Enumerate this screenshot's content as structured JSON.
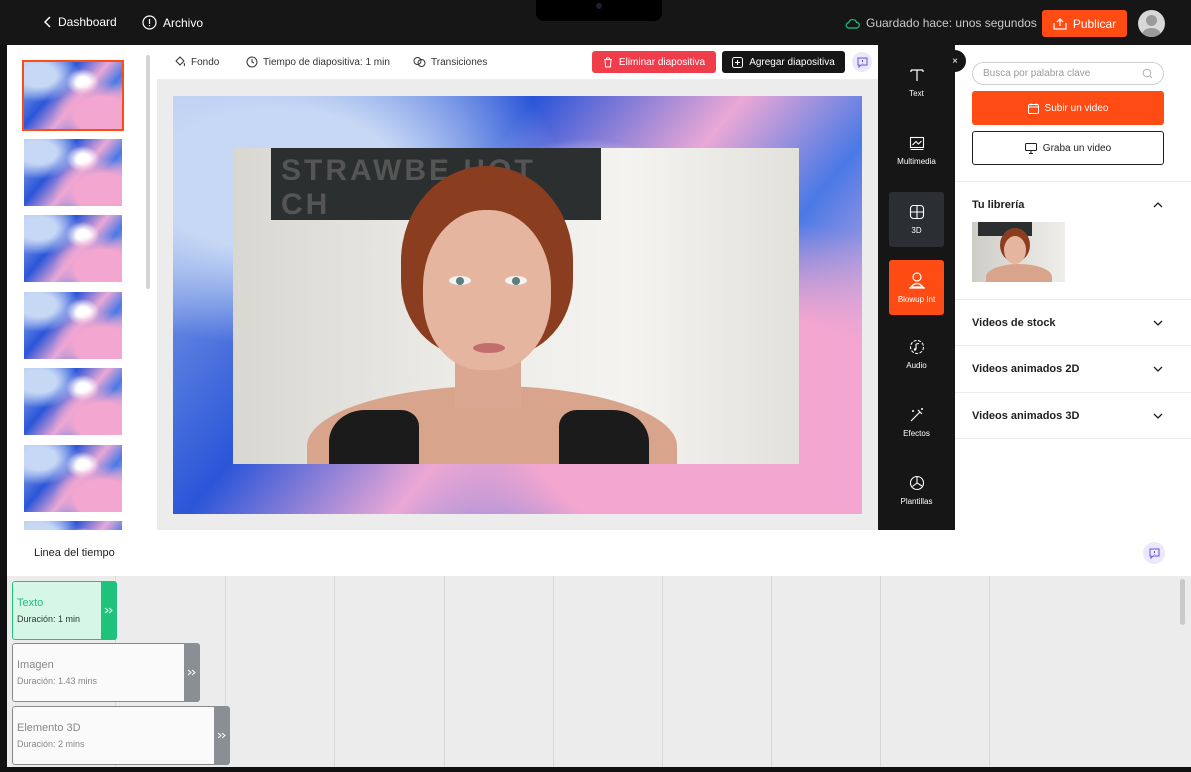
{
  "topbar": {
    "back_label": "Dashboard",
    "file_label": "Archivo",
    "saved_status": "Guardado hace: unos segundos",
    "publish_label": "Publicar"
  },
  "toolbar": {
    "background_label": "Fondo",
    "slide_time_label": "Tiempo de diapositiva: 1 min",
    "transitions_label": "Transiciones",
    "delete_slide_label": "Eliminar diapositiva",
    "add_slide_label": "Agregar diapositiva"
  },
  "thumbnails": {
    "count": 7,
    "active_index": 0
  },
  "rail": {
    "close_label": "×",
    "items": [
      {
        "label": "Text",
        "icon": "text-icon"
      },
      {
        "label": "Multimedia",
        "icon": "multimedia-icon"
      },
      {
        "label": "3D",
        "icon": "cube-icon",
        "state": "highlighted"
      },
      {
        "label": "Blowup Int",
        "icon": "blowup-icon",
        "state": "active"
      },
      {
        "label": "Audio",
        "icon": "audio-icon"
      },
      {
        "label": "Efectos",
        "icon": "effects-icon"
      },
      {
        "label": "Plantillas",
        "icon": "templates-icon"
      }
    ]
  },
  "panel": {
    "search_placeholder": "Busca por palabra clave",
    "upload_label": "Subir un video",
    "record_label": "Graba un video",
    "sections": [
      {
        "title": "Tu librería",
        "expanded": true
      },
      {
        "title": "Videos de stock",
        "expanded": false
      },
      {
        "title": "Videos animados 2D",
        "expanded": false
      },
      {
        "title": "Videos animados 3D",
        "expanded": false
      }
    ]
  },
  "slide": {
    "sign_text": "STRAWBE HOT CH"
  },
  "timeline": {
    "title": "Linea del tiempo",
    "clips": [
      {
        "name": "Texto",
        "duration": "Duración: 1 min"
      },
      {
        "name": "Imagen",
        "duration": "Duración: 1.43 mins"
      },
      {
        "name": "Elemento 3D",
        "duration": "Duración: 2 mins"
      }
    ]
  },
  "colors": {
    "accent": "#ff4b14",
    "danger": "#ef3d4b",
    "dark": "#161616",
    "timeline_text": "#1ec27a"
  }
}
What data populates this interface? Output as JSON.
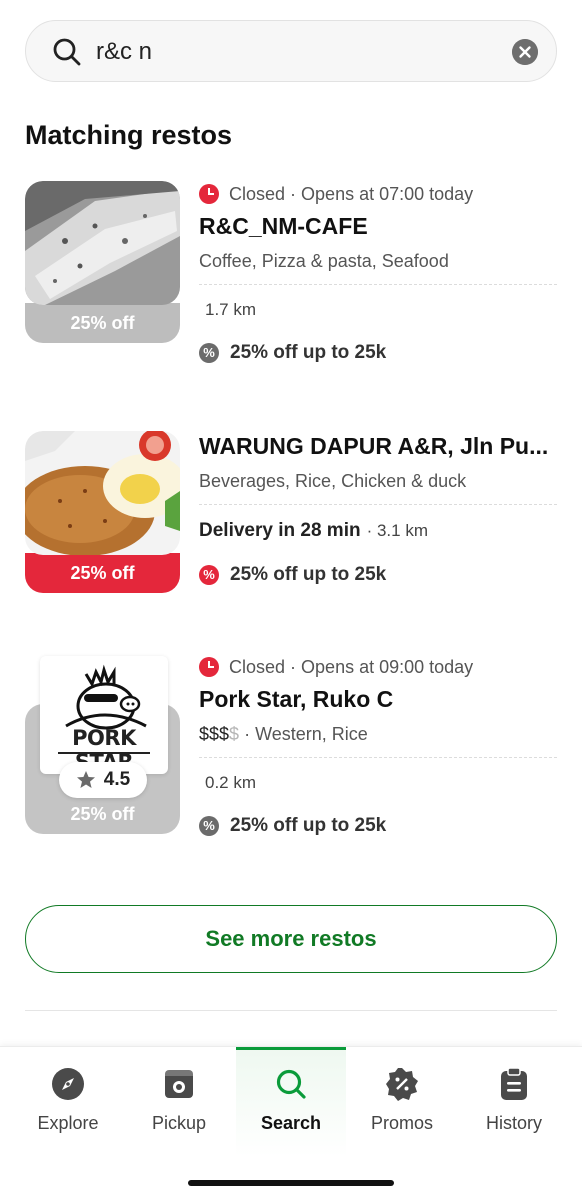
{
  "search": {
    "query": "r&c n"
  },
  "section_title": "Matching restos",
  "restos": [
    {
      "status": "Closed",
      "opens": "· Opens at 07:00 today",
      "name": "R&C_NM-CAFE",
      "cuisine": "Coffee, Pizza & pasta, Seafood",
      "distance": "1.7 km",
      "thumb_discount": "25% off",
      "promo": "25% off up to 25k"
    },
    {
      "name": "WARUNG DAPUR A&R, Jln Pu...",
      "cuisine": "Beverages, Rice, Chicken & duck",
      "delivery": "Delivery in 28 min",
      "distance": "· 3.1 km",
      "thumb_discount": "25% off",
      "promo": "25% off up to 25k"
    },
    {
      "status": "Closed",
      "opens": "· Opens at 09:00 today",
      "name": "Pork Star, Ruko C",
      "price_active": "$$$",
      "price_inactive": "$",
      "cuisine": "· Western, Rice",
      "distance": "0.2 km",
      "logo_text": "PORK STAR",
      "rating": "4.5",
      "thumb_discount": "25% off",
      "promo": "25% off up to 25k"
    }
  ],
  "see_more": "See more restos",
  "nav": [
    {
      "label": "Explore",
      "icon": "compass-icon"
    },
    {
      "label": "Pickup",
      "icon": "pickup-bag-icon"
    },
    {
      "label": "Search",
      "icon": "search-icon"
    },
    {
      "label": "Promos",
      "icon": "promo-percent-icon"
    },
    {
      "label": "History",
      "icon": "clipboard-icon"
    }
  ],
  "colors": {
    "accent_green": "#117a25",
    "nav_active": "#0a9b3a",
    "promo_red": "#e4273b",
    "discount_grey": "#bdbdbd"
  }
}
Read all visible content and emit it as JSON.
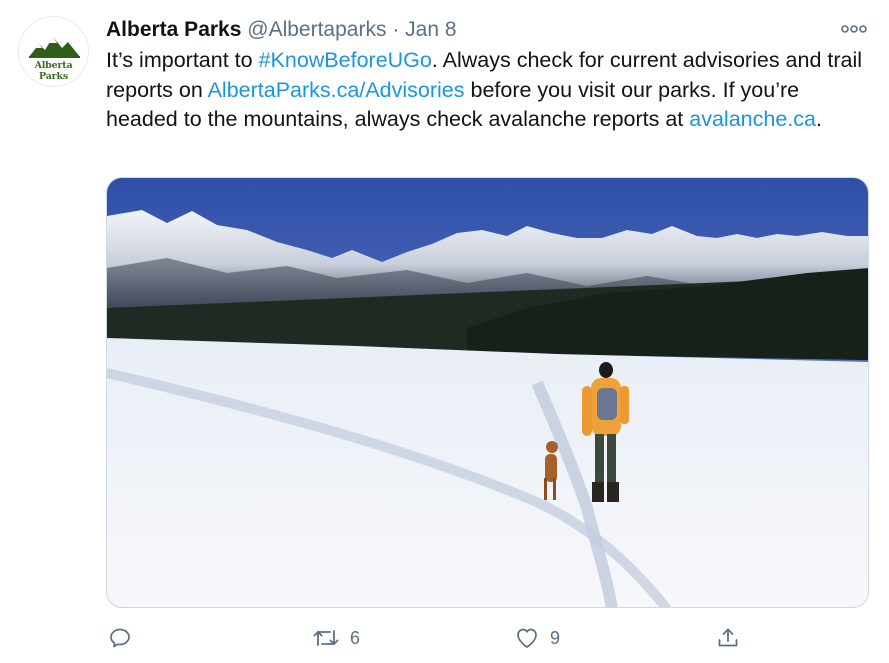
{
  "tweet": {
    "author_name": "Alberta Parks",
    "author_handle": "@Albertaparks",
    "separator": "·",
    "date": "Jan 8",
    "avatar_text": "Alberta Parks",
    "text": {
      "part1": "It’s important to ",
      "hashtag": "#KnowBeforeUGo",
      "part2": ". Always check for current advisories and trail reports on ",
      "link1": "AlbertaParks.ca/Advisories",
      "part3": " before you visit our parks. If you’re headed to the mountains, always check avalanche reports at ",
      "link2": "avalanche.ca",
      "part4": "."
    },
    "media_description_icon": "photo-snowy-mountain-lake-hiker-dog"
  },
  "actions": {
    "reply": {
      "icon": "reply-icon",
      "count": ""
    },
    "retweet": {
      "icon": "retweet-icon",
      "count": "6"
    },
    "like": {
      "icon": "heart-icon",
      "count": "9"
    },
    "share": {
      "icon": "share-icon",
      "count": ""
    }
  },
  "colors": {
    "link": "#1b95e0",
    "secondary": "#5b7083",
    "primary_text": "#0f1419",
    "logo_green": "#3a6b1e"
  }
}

#####

Task to complete:
Transcribe every entry above exactly. Omit all pictures.

Task answer:
Enumerate this screenshot's content as structured JSON.
{
  "topbar": {
    "back_label": "Dashboard",
    "file_label": "Archivo",
    "saved_status": "Guardado hace: unos segundos",
    "publish_label": "Publicar"
  },
  "toolbar": {
    "background_label": "Fondo",
    "slide_time_label": "Tiempo de diapositiva: 1 min",
    "transitions_label": "Transiciones",
    "delete_slide_label": "Eliminar diapositiva",
    "add_slide_label": "Agregar diapositiva"
  },
  "thumbnails": {
    "count": 7,
    "active_index": 0
  },
  "rail": {
    "close_label": "×",
    "items": [
      {
        "label": "Text",
        "icon": "text-icon"
      },
      {
        "label": "Multimedia",
        "icon": "multimedia-icon"
      },
      {
        "label": "3D",
        "icon": "cube-icon",
        "state": "highlighted"
      },
      {
        "label": "Blowup Int",
        "icon": "blowup-icon",
        "state": "active"
      },
      {
        "label": "Audio",
        "icon": "audio-icon"
      },
      {
        "label": "Efectos",
        "icon": "effects-icon"
      },
      {
        "label": "Plantillas",
        "icon": "templates-icon"
      }
    ]
  },
  "panel": {
    "search_placeholder": "Busca por palabra clave",
    "upload_label": "Subir un video",
    "record_label": "Graba un video",
    "sections": [
      {
        "title": "Tu librería",
        "expanded": true
      },
      {
        "title": "Videos de stock",
        "expanded": false
      },
      {
        "title": "Videos animados 2D",
        "expanded": false
      },
      {
        "title": "Videos animados 3D",
        "expanded": false
      }
    ]
  },
  "slide": {
    "sign_text": "STRAWBE HOT CH"
  },
  "timeline": {
    "title": "Linea del tiempo",
    "clips": [
      {
        "name": "Texto",
        "duration": "Duración: 1 min"
      },
      {
        "name": "Imagen",
        "duration": "Duración: 1.43 mins"
      },
      {
        "name": "Elemento 3D",
        "duration": "Duración: 2 mins"
      }
    ]
  },
  "colors": {
    "accent": "#ff4b14",
    "danger": "#ef3d4b",
    "dark": "#161616",
    "timeline_text": "#1ec27a"
  }
}
What data populates this interface? Output as JSON.
{
  "search": {
    "query": "r&c n"
  },
  "section_title": "Matching restos",
  "restos": [
    {
      "status": "Closed",
      "opens": "· Opens at 07:00 today",
      "name": "R&C_NM-CAFE",
      "cuisine": "Coffee, Pizza & pasta, Seafood",
      "distance": "1.7 km",
      "thumb_discount": "25% off",
      "promo": "25% off up to 25k"
    },
    {
      "name": "WARUNG DAPUR A&R, Jln Pu...",
      "cuisine": "Beverages, Rice, Chicken & duck",
      "delivery": "Delivery in 28 min",
      "distance": "· 3.1 km",
      "thumb_discount": "25% off",
      "promo": "25% off up to 25k"
    },
    {
      "status": "Closed",
      "opens": "· Opens at 09:00 today",
      "name": "Pork Star, Ruko C",
      "price_active": "$$$",
      "price_inactive": "$",
      "cuisine": "· Western, Rice",
      "distance": "0.2 km",
      "logo_text": "PORK STAR",
      "rating": "4.5",
      "thumb_discount": "25% off",
      "promo": "25% off up to 25k"
    }
  ],
  "see_more": "See more restos",
  "nav": [
    {
      "label": "Explore",
      "icon": "compass-icon"
    },
    {
      "label": "Pickup",
      "icon": "pickup-bag-icon"
    },
    {
      "label": "Search",
      "icon": "search-icon"
    },
    {
      "label": "Promos",
      "icon": "promo-percent-icon"
    },
    {
      "label": "History",
      "icon": "clipboard-icon"
    }
  ],
  "colors": {
    "accent_green": "#117a25",
    "nav_active": "#0a9b3a",
    "promo_red": "#e4273b",
    "discount_grey": "#bdbdbd"
  }
}
Read all visible content and emit it as JSON.
{
  "tweet": {
    "author_name": "Alberta Parks",
    "author_handle": "@Albertaparks",
    "separator": "·",
    "date": "Jan 8",
    "avatar_text": "Alberta Parks",
    "text": {
      "part1": "It’s important to ",
      "hashtag": "#KnowBeforeUGo",
      "part2": ". Always check for current advisories and trail reports on ",
      "link1": "AlbertaParks.ca/Advisories",
      "part3": " before you visit our parks. If you’re headed to the mountains, always check avalanche reports at ",
      "link2": "avalanche.ca",
      "part4": "."
    },
    "media_description_icon": "photo-snowy-mountain-lake-hiker-dog"
  },
  "actions": {
    "reply": {
      "icon": "reply-icon",
      "count": ""
    },
    "retweet": {
      "icon": "retweet-icon",
      "count": "6"
    },
    "like": {
      "icon": "heart-icon",
      "count": "9"
    },
    "share": {
      "icon": "share-icon",
      "count": ""
    }
  },
  "colors": {
    "link": "#1b95e0",
    "secondary": "#5b7083",
    "primary_text": "#0f1419",
    "logo_green": "#3a6b1e"
  }
}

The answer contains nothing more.